### Problem requirements
Copy the full set of lines exactly as given.
## begin
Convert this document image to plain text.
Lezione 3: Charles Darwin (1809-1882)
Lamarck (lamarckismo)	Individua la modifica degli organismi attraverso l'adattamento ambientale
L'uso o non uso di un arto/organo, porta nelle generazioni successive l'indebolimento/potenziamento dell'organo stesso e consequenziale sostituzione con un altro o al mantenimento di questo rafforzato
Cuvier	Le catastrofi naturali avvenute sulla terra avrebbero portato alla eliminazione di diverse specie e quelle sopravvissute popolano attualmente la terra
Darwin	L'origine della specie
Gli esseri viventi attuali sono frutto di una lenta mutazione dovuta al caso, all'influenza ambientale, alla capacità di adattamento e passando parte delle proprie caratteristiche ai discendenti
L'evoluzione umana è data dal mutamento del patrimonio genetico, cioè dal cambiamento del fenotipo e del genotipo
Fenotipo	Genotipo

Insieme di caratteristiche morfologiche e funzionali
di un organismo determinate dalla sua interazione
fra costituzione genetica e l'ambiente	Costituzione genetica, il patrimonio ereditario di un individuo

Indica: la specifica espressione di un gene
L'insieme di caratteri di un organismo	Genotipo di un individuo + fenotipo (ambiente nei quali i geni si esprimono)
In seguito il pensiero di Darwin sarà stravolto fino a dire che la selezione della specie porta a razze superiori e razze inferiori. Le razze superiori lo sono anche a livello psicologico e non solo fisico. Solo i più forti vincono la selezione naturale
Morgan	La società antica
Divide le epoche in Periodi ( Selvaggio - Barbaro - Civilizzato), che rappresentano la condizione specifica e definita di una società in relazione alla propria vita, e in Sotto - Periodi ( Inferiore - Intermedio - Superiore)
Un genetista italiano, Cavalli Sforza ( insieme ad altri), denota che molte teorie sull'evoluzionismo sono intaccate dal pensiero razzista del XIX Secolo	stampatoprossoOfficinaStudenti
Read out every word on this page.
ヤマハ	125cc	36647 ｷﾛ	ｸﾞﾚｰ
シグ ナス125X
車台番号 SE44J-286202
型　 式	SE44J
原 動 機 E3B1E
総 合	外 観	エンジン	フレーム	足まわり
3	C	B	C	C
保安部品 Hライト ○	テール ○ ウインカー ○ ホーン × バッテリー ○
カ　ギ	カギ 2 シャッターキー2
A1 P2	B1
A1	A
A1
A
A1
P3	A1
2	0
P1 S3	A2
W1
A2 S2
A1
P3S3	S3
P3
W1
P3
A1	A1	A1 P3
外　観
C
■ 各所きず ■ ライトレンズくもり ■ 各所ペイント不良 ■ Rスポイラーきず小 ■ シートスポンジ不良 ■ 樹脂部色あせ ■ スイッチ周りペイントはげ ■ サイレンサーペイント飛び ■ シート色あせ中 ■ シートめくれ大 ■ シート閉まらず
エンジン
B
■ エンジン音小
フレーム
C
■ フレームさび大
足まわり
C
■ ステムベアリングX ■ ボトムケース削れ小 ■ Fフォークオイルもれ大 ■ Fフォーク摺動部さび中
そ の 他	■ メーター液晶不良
## end
### Solution for this problem
Convert this document image to plain text.
Lezione 3: Charles Darwin (1809-1882)
Lamarck (lamarckismo)	Individua la modifica degli organismi attraverso l'adattamento ambientale
L'uso o non uso di un arto/organo, porta nelle generazioni successive l'indebolimento/potenziamento dell'organo stesso e consequenziale sostituzione con un altro o al mantenimento di questo rafforzato
Cuvier	Le catastrofi naturali avvenute sulla terra avrebbero portato alla eliminazione di diverse specie e quelle sopravvissute popolano attualmente la terra
Darwin	L'origine della specie
Gli esseri viventi attuali sono frutto di una lenta mutazione dovuta al caso, all'influenza ambientale, alla capacità di adattamento e passando parte delle proprie caratteristiche ai discendenti
L'evoluzione umana è data dal mutamento del patrimonio genetico, cioè dal cambiamento del fenotipo e del genotipo
Fenotipo	Genotipo

Insieme di caratteristiche morfologiche e funzionali
di un organismo determinate dalla sua interazione
fra costituzione genetica e l'ambiente	Costituzione genetica, il patrimonio ereditario di un individuo

Indica: la specifica espressione di un gene
L'insieme di caratteri di un organismo	Genotipo di un individuo + fenotipo (ambiente nei quali i geni si esprimono)
In seguito il pensiero di Darwin sarà stravolto fino a dire che la selezione della specie porta a razze superiori e razze inferiori. Le razze superiori lo sono anche a livello psicologico e non solo fisico. Solo i più forti vincono la selezione naturale
Morgan	La società antica
Divide le epoche in Periodi ( Selvaggio - Barbaro - Civilizzato), che rappresentano la condizione specifica e definita di una società in relazione alla propria vita, e in Sotto - Periodi ( Inferiore - Intermedio - Superiore)
Un genetista italiano, Cavalli Sforza ( insieme ad altri), denota che molte teorie sull'evoluzionismo sono intaccate dal pensiero razzista del XIX Secolo	stampatoprossoOfficinaStudenti
Read out every word on this page.
ヤマハ	125cc	36647 ｷﾛ	ｸﾞﾚｰ
シグ ナス125X
車台番号 SE44J-286202
型　 式	SE44J
原 動 機 E3B1E
総 合	外 観	エンジン	フレーム	足まわり
3	C	B	C	C
保安部品 Hライト ○	テール ○ ウインカー ○ ホーン × バッテリー ○
カ　ギ	カギ 2 シャッターキー2
A1 P2	B1
A1	A
A1
A
A1
P3	A1
2	0
P1 S3	A2
W1
A2 S2
A1
P3S3	S3
P3
W1
P3
A1	A1	A1 P3
外　観
C
■ 各所きず ■ ライトレンズくもり ■ 各所ペイント不良 ■ Rスポイラーきず小 ■ シートスポンジ不良 ■ 樹脂部色あせ ■ スイッチ周りペイントはげ ■ サイレンサーペイント飛び ■ シート色あせ中 ■ シートめくれ大 ■ シート閉まらず
エンジン
B
■ エンジン音小
フレーム
C
■ フレームさび大
足まわり
C
■ ステムベアリングX ■ ボトムケース削れ小 ■ Fフォークオイルもれ大 ■ Fフォーク摺動部さび中
そ の 他	■ メーター液晶不良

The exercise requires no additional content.